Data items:
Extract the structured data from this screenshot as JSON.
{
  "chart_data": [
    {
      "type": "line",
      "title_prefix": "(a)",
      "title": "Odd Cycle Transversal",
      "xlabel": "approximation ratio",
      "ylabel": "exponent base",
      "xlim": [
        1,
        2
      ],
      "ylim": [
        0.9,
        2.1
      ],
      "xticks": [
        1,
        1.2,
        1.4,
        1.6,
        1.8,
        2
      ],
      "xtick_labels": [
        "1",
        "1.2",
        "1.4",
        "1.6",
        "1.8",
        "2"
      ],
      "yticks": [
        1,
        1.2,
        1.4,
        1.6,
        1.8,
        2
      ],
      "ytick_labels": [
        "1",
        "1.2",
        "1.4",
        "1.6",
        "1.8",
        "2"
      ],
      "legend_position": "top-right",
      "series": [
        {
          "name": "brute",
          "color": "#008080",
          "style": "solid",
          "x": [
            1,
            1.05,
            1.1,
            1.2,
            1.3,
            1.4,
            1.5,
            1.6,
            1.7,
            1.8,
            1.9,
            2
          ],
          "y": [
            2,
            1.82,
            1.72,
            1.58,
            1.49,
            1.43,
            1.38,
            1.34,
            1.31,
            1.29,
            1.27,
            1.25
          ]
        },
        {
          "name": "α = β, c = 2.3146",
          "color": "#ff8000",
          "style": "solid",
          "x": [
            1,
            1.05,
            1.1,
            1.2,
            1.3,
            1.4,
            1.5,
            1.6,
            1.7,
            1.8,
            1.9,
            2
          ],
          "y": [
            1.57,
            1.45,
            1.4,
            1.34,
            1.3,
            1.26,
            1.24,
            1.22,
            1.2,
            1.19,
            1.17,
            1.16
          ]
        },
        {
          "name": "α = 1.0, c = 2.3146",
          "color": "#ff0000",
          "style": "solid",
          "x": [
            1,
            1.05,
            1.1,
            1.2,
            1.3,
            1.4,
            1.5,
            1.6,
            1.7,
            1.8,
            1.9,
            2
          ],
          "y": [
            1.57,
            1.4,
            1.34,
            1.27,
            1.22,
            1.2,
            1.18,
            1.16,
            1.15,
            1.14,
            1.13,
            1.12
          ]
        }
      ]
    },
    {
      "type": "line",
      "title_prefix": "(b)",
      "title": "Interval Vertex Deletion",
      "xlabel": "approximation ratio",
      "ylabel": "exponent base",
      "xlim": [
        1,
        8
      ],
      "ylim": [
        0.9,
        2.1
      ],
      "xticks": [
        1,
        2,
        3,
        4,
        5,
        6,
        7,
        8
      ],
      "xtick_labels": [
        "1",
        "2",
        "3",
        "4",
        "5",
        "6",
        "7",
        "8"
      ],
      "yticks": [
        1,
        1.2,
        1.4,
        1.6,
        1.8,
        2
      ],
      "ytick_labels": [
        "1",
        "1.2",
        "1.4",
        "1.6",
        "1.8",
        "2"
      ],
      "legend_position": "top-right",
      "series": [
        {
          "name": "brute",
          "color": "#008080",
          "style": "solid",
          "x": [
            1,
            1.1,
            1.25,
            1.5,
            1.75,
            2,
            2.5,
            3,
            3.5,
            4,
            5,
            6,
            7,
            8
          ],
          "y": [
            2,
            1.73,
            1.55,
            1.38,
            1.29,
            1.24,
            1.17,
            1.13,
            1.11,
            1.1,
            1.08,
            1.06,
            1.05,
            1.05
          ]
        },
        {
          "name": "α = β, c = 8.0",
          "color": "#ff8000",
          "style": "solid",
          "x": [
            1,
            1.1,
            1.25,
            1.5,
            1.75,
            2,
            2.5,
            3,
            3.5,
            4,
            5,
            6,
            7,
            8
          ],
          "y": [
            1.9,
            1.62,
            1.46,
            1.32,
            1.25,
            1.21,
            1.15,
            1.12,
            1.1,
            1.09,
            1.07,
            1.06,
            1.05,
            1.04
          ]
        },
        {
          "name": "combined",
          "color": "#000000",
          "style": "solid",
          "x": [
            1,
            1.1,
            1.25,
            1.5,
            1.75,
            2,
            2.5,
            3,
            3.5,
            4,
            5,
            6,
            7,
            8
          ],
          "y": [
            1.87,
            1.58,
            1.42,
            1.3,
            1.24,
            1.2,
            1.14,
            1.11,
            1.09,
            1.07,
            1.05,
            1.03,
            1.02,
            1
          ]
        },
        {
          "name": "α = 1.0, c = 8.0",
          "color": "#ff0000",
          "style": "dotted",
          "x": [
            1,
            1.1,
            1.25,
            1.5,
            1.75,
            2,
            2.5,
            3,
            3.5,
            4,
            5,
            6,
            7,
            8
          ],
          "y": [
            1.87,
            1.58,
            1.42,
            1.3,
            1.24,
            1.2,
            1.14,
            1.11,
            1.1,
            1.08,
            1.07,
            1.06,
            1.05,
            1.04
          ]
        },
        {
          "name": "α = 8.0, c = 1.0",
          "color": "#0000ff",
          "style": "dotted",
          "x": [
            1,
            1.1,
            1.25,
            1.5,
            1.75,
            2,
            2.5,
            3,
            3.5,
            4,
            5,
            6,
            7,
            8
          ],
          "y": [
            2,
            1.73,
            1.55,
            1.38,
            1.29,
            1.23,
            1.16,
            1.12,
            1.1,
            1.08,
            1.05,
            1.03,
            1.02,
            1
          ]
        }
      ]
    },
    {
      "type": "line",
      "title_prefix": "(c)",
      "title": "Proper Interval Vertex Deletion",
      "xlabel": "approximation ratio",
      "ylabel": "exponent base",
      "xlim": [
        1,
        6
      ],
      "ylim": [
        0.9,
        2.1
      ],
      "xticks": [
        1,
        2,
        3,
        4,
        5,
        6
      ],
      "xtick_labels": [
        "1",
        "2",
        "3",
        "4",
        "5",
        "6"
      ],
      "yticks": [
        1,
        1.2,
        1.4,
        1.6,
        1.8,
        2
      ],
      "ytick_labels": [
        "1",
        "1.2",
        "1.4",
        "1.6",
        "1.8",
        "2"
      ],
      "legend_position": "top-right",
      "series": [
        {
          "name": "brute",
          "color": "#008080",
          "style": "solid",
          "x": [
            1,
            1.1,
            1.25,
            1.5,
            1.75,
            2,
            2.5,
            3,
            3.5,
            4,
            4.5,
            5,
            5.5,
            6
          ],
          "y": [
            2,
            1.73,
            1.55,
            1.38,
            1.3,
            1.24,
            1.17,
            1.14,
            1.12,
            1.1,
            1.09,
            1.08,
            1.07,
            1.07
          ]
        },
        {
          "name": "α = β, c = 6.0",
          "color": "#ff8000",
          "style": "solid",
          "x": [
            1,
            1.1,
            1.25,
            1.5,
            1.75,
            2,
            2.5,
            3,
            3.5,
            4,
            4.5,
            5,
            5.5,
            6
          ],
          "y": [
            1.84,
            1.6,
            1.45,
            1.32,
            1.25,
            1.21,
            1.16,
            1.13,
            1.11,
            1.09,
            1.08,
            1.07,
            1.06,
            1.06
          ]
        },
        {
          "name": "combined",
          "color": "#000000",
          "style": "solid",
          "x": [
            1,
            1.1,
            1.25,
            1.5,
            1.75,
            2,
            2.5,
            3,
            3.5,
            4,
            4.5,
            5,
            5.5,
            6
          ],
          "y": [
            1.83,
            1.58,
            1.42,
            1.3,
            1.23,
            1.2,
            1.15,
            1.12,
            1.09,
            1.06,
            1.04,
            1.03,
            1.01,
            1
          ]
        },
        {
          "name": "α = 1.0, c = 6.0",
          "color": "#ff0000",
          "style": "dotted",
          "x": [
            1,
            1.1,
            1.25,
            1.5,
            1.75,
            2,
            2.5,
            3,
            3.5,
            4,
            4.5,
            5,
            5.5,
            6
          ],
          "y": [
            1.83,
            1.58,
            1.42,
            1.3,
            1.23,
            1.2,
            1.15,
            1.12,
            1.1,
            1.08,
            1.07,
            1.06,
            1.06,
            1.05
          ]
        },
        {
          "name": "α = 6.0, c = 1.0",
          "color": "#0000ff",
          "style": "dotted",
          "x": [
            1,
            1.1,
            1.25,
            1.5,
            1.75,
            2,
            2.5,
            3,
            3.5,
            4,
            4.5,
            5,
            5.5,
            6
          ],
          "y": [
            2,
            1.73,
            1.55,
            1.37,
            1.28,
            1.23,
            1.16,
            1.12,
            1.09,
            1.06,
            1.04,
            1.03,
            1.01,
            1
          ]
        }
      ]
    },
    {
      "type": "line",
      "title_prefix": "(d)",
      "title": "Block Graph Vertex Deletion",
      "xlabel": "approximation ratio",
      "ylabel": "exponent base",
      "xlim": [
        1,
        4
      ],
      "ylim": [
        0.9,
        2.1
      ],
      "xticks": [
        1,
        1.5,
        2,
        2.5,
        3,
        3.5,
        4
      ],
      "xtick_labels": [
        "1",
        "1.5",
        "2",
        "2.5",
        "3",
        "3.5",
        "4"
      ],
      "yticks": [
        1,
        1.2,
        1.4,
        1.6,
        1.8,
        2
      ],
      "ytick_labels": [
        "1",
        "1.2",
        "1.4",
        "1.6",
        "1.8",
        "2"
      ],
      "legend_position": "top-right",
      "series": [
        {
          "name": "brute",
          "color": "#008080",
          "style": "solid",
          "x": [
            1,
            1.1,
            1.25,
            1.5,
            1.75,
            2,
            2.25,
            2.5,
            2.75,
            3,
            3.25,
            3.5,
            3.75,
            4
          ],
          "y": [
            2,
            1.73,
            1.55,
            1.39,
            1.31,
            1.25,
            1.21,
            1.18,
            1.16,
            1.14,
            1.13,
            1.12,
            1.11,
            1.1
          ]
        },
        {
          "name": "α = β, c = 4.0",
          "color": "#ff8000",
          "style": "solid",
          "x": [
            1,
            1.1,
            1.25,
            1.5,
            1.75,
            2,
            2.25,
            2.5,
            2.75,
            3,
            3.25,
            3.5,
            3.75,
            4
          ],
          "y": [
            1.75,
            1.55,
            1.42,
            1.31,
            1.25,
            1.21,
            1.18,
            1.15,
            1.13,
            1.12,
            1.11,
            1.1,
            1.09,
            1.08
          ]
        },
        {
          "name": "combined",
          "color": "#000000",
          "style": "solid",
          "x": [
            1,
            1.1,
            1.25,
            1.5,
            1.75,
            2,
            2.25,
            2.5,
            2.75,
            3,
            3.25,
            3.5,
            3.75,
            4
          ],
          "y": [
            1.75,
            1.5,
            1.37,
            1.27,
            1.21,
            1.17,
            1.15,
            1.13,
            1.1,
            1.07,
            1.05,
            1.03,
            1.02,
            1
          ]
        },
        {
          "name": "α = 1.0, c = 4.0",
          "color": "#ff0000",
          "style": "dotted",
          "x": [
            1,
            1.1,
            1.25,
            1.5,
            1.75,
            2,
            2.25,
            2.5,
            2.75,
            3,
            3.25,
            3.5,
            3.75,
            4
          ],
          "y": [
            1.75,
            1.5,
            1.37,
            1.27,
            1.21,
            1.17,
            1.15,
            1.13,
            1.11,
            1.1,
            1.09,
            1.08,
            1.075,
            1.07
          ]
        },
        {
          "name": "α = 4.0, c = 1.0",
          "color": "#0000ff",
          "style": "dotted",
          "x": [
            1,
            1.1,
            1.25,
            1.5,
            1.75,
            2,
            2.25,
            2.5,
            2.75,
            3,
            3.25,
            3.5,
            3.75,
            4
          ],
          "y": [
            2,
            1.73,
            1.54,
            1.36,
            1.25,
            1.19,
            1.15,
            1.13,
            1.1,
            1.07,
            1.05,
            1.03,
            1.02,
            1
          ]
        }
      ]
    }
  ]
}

[PROBLEM]: Take every line above carrying "Vertex" and return it.

[TASK ANSWER]:
      "title": "Interval Vertex Deletion",
      "title": "Proper Interval Vertex Deletion",
      "title": "Block Graph Vertex Deletion",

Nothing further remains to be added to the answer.